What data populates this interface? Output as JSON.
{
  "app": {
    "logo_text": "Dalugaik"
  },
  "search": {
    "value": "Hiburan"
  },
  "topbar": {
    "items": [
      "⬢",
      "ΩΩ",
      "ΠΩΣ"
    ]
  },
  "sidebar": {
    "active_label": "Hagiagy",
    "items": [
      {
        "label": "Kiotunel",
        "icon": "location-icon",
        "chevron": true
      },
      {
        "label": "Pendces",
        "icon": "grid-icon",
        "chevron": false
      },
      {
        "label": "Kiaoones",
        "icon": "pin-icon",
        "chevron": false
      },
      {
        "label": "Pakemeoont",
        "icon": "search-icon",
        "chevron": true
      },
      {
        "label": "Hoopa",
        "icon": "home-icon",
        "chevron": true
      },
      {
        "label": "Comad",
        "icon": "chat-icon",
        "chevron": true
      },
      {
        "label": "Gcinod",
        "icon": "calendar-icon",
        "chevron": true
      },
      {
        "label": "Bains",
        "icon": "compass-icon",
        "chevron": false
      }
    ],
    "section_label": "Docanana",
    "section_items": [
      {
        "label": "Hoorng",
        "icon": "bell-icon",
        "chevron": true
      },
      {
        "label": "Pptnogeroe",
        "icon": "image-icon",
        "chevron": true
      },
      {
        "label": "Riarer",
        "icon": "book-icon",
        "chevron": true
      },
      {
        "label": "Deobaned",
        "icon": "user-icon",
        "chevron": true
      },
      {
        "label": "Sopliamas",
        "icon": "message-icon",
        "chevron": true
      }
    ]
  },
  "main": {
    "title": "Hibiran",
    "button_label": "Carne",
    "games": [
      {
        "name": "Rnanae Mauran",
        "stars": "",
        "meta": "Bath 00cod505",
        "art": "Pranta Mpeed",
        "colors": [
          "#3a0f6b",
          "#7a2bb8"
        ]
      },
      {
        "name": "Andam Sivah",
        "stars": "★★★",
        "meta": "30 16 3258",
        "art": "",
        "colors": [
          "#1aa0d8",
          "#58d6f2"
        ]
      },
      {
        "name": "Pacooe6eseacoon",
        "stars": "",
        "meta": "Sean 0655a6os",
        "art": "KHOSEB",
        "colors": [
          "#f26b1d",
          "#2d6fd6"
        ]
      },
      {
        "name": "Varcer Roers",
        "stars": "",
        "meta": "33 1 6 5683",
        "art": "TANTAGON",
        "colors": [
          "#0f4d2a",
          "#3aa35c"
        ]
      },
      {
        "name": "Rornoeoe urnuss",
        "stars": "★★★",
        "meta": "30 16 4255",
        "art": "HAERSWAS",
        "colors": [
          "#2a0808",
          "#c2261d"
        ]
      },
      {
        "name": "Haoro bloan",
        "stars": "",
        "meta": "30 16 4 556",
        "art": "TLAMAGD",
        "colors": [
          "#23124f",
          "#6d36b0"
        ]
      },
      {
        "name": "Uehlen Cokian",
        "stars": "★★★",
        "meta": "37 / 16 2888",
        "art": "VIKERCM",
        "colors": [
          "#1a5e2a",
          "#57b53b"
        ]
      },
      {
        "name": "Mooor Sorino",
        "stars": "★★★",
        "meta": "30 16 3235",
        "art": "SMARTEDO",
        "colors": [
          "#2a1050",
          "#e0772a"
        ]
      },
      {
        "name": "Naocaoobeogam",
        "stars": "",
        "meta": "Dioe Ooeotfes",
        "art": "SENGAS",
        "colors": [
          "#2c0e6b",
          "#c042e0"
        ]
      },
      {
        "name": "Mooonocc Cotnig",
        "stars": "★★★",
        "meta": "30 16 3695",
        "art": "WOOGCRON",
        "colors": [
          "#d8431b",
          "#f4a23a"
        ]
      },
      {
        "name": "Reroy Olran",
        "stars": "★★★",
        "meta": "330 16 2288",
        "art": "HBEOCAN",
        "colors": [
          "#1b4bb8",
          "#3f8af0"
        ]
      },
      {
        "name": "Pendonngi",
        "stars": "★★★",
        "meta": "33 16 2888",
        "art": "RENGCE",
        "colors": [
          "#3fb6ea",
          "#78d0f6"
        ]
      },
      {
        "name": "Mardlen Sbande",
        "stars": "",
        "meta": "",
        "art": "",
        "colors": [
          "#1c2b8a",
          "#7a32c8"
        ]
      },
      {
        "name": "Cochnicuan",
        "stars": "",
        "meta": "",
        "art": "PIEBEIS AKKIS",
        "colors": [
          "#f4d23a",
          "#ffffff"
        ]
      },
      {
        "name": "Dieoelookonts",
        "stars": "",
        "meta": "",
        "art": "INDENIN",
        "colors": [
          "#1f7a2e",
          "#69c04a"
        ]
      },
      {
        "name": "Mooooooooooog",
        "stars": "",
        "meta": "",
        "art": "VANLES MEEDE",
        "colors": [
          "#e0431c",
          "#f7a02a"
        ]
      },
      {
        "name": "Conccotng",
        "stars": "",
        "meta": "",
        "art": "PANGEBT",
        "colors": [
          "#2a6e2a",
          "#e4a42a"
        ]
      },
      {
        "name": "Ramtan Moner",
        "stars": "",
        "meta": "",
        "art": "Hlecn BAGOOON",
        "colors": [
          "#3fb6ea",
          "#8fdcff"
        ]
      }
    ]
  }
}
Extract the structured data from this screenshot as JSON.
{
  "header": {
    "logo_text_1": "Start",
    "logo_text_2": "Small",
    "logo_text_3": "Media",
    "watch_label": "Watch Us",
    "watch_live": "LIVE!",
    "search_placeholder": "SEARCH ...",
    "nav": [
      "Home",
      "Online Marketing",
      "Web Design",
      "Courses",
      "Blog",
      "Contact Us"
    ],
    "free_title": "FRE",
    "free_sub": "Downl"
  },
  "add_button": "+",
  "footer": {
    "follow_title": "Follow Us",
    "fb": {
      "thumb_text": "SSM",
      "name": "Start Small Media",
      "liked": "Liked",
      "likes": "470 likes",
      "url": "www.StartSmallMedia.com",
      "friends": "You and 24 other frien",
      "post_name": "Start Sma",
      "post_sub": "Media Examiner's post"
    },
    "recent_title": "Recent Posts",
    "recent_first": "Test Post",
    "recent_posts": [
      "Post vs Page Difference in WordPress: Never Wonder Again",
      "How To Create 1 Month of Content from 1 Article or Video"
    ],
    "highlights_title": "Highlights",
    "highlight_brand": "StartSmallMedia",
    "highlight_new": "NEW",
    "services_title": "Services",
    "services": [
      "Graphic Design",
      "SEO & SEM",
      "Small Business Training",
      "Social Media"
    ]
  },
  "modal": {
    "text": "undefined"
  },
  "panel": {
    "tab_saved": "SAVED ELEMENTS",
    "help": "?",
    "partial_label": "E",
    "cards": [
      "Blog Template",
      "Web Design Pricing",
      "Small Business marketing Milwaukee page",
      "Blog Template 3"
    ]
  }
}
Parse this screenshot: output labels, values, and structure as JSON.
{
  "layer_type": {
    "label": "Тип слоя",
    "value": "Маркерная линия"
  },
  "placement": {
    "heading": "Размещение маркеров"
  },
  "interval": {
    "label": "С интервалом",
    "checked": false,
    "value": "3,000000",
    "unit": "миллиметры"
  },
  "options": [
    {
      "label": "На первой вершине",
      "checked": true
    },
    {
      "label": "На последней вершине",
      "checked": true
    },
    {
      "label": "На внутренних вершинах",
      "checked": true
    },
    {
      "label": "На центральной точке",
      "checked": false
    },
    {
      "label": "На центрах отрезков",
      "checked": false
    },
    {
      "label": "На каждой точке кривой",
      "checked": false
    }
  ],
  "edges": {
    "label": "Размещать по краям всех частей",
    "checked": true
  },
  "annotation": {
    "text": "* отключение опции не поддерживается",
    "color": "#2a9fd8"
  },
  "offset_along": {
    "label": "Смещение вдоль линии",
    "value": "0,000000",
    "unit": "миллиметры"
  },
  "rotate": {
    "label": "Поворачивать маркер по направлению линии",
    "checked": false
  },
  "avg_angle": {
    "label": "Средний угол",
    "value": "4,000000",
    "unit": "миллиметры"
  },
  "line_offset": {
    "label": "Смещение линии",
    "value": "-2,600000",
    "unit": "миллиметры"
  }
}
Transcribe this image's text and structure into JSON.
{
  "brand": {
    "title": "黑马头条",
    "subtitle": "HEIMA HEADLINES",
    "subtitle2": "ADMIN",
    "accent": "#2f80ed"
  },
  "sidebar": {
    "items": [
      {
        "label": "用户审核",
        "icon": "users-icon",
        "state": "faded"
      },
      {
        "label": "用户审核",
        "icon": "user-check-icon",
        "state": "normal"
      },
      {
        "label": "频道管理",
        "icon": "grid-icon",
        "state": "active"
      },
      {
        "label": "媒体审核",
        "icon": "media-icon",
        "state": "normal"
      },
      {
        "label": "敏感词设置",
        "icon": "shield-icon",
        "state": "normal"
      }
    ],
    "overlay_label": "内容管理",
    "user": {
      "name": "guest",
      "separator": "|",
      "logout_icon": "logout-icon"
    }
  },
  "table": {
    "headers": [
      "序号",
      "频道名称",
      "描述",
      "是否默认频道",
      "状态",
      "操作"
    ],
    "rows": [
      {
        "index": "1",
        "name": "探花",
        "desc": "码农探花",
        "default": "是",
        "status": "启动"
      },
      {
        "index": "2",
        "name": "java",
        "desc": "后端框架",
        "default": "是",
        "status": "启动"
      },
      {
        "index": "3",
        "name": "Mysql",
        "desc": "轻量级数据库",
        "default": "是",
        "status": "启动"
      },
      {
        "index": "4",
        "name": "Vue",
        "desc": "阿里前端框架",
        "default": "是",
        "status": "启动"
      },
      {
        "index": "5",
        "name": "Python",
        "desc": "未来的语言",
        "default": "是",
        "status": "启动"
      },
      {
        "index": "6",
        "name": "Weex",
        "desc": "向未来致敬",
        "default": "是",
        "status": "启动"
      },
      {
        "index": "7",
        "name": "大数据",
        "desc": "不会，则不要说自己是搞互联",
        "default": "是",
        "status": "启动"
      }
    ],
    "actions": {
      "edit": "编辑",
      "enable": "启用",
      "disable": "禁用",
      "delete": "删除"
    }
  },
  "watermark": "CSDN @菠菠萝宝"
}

#####

Scan the listing above. Gather each line that contains the word "вершине".

      "label": "На первой вершине",
      "label": "На последней вершине",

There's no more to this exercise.